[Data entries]

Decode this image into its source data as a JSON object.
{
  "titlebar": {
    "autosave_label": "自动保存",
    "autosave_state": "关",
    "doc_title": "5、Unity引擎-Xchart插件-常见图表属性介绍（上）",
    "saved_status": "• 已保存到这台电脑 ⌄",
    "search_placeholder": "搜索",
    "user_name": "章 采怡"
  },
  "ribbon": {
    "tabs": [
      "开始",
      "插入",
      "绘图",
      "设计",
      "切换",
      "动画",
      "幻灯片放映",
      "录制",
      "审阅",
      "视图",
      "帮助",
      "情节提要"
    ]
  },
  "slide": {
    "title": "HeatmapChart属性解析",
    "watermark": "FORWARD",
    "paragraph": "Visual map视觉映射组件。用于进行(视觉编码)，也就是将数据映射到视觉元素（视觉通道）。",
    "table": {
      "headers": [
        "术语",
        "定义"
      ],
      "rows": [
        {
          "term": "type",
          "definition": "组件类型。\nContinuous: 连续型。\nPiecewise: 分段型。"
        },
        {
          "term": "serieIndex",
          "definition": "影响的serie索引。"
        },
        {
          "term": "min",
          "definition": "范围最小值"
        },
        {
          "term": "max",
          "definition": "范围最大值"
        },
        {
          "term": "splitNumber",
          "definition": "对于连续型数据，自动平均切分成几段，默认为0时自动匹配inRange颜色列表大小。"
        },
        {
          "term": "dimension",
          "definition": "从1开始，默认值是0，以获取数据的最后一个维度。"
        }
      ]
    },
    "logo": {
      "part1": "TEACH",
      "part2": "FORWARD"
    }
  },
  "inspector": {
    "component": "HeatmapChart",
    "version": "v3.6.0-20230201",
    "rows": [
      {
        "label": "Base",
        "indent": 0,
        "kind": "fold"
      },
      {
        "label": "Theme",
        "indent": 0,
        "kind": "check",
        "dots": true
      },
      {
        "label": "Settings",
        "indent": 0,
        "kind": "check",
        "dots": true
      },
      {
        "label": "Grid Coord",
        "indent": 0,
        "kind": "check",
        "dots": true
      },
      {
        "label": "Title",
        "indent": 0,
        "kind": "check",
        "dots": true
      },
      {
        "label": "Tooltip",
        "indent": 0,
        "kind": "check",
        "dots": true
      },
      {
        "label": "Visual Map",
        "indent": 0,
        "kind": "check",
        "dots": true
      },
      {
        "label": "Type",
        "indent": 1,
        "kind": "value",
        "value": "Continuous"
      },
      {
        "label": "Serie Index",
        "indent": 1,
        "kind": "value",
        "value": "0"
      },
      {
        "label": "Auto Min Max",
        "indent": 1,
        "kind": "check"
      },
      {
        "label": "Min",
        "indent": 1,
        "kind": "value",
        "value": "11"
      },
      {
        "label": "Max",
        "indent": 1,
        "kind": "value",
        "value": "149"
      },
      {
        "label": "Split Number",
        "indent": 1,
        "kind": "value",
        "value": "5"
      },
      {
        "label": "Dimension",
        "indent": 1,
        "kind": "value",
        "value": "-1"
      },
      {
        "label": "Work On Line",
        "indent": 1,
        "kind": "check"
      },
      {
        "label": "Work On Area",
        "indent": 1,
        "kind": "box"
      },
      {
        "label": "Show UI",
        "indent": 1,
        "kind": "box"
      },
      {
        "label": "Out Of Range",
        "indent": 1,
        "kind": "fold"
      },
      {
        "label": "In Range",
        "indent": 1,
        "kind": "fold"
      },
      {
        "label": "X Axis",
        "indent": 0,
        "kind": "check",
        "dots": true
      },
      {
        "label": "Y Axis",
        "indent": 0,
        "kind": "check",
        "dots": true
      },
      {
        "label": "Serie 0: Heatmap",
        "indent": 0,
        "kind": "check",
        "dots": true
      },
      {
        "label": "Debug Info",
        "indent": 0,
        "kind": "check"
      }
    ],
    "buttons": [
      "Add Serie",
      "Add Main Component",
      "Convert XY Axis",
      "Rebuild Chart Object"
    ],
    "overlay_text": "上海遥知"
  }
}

§ THE REQUEST
The records above should all be quoted exactly, please.

§ COMPLETE ANSWER
Decode this image into its source data as a JSON object.
{
  "titlebar": {
    "autosave_label": "自动保存",
    "autosave_state": "关",
    "doc_title": "5、Unity引擎-Xchart插件-常见图表属性介绍（上）",
    "saved_status": "• 已保存到这台电脑 ⌄",
    "search_placeholder": "搜索",
    "user_name": "章 采怡"
  },
  "ribbon": {
    "tabs": [
      "开始",
      "插入",
      "绘图",
      "设计",
      "切换",
      "动画",
      "幻灯片放映",
      "录制",
      "审阅",
      "视图",
      "帮助",
      "情节提要"
    ]
  },
  "slide": {
    "title": "HeatmapChart属性解析",
    "watermark": "FORWARD",
    "paragraph": "Visual map视觉映射组件。用于进行(视觉编码)，也就是将数据映射到视觉元素（视觉通道）。",
    "table": {
      "headers": [
        "术语",
        "定义"
      ],
      "rows": [
        {
          "term": "type",
          "definition": "组件类型。\nContinuous: 连续型。\nPiecewise: 分段型。"
        },
        {
          "term": "serieIndex",
          "definition": "影响的serie索引。"
        },
        {
          "term": "min",
          "definition": "范围最小值"
        },
        {
          "term": "max",
          "definition": "范围最大值"
        },
        {
          "term": "splitNumber",
          "definition": "对于连续型数据，自动平均切分成几段，默认为0时自动匹配inRange颜色列表大小。"
        },
        {
          "term": "dimension",
          "definition": "从1开始，默认值是0，以获取数据的最后一个维度。"
        }
      ]
    },
    "logo": {
      "part1": "TEACH",
      "part2": "FORWARD"
    }
  },
  "inspector": {
    "component": "HeatmapChart",
    "version": "v3.6.0-20230201",
    "rows": [
      {
        "label": "Base",
        "indent": 0,
        "kind": "fold"
      },
      {
        "label": "Theme",
        "indent": 0,
        "kind": "check",
        "dots": true
      },
      {
        "label": "Settings",
        "indent": 0,
        "kind": "check",
        "dots": true
      },
      {
        "label": "Grid Coord",
        "indent": 0,
        "kind": "check",
        "dots": true
      },
      {
        "label": "Title",
        "indent": 0,
        "kind": "check",
        "dots": true
      },
      {
        "label": "Tooltip",
        "indent": 0,
        "kind": "check",
        "dots": true
      },
      {
        "label": "Visual Map",
        "indent": 0,
        "kind": "check",
        "dots": true
      },
      {
        "label": "Type",
        "indent": 1,
        "kind": "value",
        "value": "Continuous"
      },
      {
        "label": "Serie Index",
        "indent": 1,
        "kind": "value",
        "value": "0"
      },
      {
        "label": "Auto Min Max",
        "indent": 1,
        "kind": "check"
      },
      {
        "label": "Min",
        "indent": 1,
        "kind": "value",
        "value": "11"
      },
      {
        "label": "Max",
        "indent": 1,
        "kind": "value",
        "value": "149"
      },
      {
        "label": "Split Number",
        "indent": 1,
        "kind": "value",
        "value": "5"
      },
      {
        "label": "Dimension",
        "indent": 1,
        "kind": "value",
        "value": "-1"
      },
      {
        "label": "Work On Line",
        "indent": 1,
        "kind": "check"
      },
      {
        "label": "Work On Area",
        "indent": 1,
        "kind": "box"
      },
      {
        "label": "Show UI",
        "indent": 1,
        "kind": "box"
      },
      {
        "label": "Out Of Range",
        "indent": 1,
        "kind": "fold"
      },
      {
        "label": "In Range",
        "indent": 1,
        "kind": "fold"
      },
      {
        "label": "X Axis",
        "indent": 0,
        "kind": "check",
        "dots": true
      },
      {
        "label": "Y Axis",
        "indent": 0,
        "kind": "check",
        "dots": true
      },
      {
        "label": "Serie 0: Heatmap",
        "indent": 0,
        "kind": "check",
        "dots": true
      },
      {
        "label": "Debug Info",
        "indent": 0,
        "kind": "check"
      }
    ],
    "buttons": [
      "Add Serie",
      "Add Main Component",
      "Convert XY Axis",
      "Rebuild Chart Object"
    ],
    "overlay_text": "上海遥知"
  }
}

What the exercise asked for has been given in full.